Write out the full listing exactly as given, minus the images.

Dataset excerpt
•••••
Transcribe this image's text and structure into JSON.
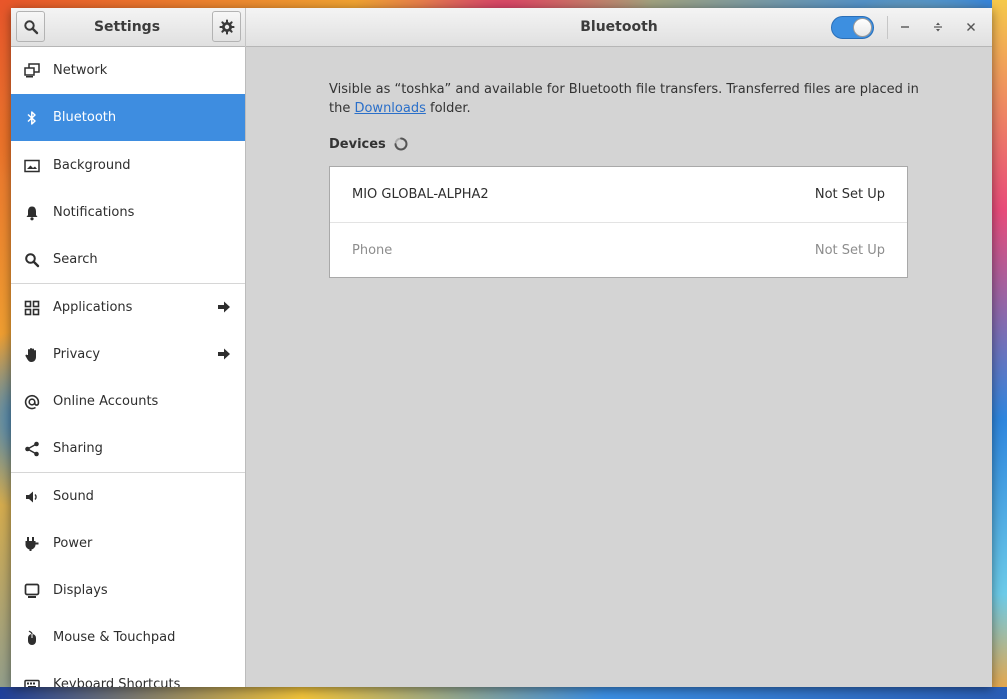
{
  "window": {
    "sidebar_title": "Settings",
    "main_title": "Bluetooth",
    "bluetooth_enabled": true
  },
  "sidebar": {
    "items": [
      {
        "label": "Network",
        "icon": "network-icon"
      },
      {
        "label": "Bluetooth",
        "icon": "bluetooth-icon",
        "active": true
      },
      {
        "label": "Background",
        "icon": "background-icon"
      },
      {
        "label": "Notifications",
        "icon": "bell-icon"
      },
      {
        "label": "Search",
        "icon": "search-icon"
      },
      {
        "label": "Applications",
        "icon": "grid-icon",
        "has_submenu": true
      },
      {
        "label": "Privacy",
        "icon": "hand-icon",
        "has_submenu": true
      },
      {
        "label": "Online Accounts",
        "icon": "at-icon"
      },
      {
        "label": "Sharing",
        "icon": "share-icon"
      },
      {
        "label": "Sound",
        "icon": "speaker-icon"
      },
      {
        "label": "Power",
        "icon": "power-icon"
      },
      {
        "label": "Displays",
        "icon": "display-icon"
      },
      {
        "label": "Mouse & Touchpad",
        "icon": "mouse-icon"
      },
      {
        "label": "Keyboard Shortcuts",
        "icon": "keyboard-icon"
      }
    ]
  },
  "main": {
    "desc_before": "Visible as “toshka” and available for Bluetooth file transfers. Transferred files are placed in the ",
    "desc_link": "Downloads",
    "desc_after": " folder.",
    "devices_label": "Devices",
    "devices": [
      {
        "name": "MIO GLOBAL-ALPHA2",
        "status": "Not Set Up",
        "dimmed": false
      },
      {
        "name": "Phone",
        "status": "Not Set Up",
        "dimmed": true
      }
    ]
  },
  "colors": {
    "accent": "#3e8de0",
    "sidebar_bg": "#ffffff",
    "content_bg": "#d4d4d4"
  }
}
•••••
SOLUTION TO THE EXERCISE >>
Transcribe this image's text and structure into JSON.
{
  "window": {
    "sidebar_title": "Settings",
    "main_title": "Bluetooth",
    "bluetooth_enabled": true
  },
  "sidebar": {
    "items": [
      {
        "label": "Network",
        "icon": "network-icon"
      },
      {
        "label": "Bluetooth",
        "icon": "bluetooth-icon",
        "active": true
      },
      {
        "label": "Background",
        "icon": "background-icon"
      },
      {
        "label": "Notifications",
        "icon": "bell-icon"
      },
      {
        "label": "Search",
        "icon": "search-icon"
      },
      {
        "label": "Applications",
        "icon": "grid-icon",
        "has_submenu": true
      },
      {
        "label": "Privacy",
        "icon": "hand-icon",
        "has_submenu": true
      },
      {
        "label": "Online Accounts",
        "icon": "at-icon"
      },
      {
        "label": "Sharing",
        "icon": "share-icon"
      },
      {
        "label": "Sound",
        "icon": "speaker-icon"
      },
      {
        "label": "Power",
        "icon": "power-icon"
      },
      {
        "label": "Displays",
        "icon": "display-icon"
      },
      {
        "label": "Mouse & Touchpad",
        "icon": "mouse-icon"
      },
      {
        "label": "Keyboard Shortcuts",
        "icon": "keyboard-icon"
      }
    ]
  },
  "main": {
    "desc_before": "Visible as “toshka” and available for Bluetooth file transfers. Transferred files are placed in the ",
    "desc_link": "Downloads",
    "desc_after": " folder.",
    "devices_label": "Devices",
    "devices": [
      {
        "name": "MIO GLOBAL-ALPHA2",
        "status": "Not Set Up",
        "dimmed": false
      },
      {
        "name": "Phone",
        "status": "Not Set Up",
        "dimmed": true
      }
    ]
  },
  "colors": {
    "accent": "#3e8de0",
    "sidebar_bg": "#ffffff",
    "content_bg": "#d4d4d4"
  }
}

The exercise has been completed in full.